| GIVEN DATA |

-*-*-

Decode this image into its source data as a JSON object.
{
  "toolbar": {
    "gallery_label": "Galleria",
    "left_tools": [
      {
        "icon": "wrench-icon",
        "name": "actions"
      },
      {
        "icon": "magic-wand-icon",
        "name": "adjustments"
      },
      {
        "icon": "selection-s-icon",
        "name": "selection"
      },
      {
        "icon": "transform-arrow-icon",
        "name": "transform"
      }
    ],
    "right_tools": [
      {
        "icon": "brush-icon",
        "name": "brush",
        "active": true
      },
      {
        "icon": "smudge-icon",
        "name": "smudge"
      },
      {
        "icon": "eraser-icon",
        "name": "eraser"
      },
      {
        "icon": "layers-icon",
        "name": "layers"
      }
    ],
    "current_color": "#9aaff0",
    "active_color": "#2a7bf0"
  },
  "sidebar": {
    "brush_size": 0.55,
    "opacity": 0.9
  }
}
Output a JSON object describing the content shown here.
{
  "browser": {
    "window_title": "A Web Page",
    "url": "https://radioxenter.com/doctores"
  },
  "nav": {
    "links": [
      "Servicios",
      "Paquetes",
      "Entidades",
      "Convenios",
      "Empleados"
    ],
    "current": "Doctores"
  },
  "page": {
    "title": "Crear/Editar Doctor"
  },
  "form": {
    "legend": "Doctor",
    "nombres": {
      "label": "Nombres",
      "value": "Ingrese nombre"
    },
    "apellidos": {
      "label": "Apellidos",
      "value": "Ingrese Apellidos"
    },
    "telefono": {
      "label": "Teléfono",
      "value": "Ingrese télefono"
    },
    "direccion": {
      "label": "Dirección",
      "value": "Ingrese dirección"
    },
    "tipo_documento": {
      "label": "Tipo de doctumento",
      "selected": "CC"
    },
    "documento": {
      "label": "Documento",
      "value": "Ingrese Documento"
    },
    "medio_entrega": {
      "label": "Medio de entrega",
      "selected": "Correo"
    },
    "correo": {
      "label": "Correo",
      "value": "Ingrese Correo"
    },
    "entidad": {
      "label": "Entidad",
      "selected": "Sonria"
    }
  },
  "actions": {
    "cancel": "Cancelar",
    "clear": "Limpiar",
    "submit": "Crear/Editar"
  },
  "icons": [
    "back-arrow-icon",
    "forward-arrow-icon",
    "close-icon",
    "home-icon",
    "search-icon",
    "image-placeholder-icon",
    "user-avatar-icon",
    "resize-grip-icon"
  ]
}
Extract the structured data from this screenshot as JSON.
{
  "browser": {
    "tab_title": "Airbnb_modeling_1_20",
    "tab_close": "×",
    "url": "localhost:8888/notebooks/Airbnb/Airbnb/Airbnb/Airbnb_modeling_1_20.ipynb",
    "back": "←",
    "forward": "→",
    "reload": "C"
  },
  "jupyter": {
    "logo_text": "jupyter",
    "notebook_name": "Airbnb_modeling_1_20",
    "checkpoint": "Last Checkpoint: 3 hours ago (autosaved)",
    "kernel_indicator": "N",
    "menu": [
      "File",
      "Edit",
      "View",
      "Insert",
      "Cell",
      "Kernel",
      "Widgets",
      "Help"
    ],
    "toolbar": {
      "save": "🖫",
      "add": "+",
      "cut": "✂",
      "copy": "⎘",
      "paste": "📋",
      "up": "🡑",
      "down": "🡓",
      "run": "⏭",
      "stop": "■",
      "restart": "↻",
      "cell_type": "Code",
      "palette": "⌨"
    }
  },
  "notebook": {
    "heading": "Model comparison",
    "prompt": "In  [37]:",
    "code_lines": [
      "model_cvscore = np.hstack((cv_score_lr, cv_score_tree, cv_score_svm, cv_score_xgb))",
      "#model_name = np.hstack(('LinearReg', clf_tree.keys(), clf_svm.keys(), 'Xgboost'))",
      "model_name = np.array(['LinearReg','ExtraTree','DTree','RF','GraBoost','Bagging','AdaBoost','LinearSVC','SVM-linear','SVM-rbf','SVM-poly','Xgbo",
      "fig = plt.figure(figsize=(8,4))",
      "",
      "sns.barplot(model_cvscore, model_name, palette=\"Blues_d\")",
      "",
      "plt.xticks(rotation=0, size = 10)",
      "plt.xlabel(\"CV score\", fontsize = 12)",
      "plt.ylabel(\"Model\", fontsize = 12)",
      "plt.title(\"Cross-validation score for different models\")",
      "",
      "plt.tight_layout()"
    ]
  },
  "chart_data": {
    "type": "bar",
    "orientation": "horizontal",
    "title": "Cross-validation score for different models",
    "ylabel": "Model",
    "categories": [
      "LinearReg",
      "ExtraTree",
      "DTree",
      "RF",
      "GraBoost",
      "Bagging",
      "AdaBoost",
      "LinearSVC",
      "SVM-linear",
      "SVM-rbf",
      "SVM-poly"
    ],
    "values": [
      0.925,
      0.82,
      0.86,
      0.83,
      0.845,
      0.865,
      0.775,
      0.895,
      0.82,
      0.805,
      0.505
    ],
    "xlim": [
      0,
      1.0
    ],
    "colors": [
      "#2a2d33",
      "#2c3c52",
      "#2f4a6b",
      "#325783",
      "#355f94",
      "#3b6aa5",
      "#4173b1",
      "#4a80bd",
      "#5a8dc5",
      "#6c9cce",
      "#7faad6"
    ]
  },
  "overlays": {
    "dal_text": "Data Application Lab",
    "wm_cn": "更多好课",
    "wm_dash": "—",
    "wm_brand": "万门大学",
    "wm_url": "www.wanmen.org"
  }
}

-*-*-

Copy out every line where the word "Cross" occurs.

      "plt.title(\"Cross-validation score for different models\")",
    "title": "Cross-validation score for different models",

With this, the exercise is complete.